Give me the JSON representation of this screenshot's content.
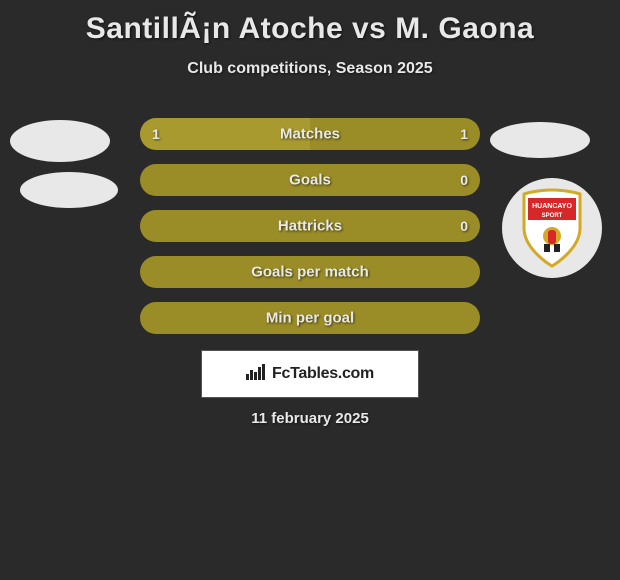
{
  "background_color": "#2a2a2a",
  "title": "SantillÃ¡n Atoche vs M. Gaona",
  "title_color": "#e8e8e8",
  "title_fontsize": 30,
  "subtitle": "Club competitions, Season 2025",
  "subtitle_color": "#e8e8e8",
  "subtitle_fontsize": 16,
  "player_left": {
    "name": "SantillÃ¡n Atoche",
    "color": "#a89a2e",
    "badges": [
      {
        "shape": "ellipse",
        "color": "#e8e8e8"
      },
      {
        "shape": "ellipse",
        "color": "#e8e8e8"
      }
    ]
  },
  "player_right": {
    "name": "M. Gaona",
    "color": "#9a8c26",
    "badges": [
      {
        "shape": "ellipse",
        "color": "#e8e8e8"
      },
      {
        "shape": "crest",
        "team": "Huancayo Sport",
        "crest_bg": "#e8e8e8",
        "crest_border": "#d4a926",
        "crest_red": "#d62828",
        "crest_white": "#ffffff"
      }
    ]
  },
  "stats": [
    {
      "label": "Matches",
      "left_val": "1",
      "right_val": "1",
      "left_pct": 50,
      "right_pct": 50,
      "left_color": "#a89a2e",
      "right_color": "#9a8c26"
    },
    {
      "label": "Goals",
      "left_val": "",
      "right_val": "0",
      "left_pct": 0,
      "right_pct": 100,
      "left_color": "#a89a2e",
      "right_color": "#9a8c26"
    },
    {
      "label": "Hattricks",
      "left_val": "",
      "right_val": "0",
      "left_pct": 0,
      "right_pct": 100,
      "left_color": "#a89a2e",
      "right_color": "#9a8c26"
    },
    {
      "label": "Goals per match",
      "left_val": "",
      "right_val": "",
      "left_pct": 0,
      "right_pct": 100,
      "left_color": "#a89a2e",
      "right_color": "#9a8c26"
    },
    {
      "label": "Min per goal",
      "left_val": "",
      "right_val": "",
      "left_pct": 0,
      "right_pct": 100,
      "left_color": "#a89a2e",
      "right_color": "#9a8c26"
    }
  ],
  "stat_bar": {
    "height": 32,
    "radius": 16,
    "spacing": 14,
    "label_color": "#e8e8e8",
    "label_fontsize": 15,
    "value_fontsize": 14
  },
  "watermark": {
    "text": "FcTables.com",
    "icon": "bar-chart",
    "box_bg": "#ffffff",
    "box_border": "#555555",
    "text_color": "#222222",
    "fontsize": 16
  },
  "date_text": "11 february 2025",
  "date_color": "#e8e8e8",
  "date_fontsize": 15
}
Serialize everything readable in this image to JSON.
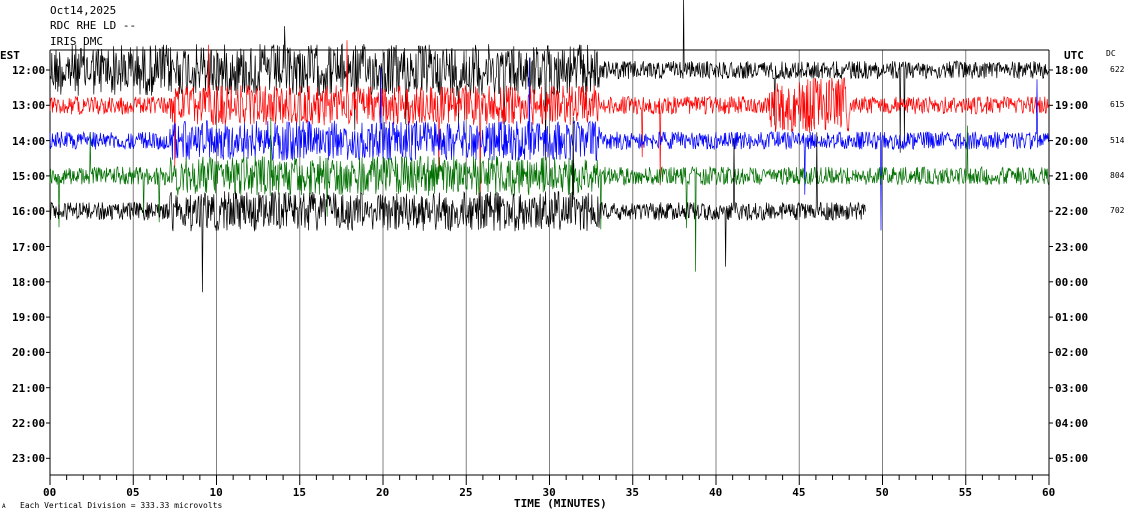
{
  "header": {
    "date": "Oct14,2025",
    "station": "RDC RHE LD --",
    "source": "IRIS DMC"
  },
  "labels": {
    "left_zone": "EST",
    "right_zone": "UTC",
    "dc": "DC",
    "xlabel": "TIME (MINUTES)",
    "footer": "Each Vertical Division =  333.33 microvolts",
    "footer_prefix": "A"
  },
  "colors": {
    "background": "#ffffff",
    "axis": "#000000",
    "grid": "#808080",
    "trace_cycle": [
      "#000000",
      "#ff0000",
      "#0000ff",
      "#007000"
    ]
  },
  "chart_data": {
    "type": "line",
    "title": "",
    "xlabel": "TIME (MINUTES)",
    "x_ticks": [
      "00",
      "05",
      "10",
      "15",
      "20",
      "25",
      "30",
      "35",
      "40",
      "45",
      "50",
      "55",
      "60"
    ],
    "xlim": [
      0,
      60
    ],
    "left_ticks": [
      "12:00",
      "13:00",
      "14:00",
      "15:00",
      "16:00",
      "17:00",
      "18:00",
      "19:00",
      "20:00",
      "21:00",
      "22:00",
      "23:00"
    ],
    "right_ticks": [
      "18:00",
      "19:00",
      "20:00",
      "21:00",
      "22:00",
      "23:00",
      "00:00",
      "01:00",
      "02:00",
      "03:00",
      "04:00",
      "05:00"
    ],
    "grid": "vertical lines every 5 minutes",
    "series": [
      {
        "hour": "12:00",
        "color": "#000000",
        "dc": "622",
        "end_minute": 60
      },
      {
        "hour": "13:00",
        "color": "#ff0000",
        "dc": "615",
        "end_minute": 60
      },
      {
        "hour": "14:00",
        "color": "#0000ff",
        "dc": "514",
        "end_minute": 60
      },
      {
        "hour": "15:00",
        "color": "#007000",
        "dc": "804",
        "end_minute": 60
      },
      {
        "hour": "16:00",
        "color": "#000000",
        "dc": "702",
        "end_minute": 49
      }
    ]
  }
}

> _Short problem_
Scan the listing above for the word "Gaona" and show each line where it is found.

> _Solution_
  "title": "SantillÃ¡n Atoche vs M. Gaona",
    "name": "M. Gaona",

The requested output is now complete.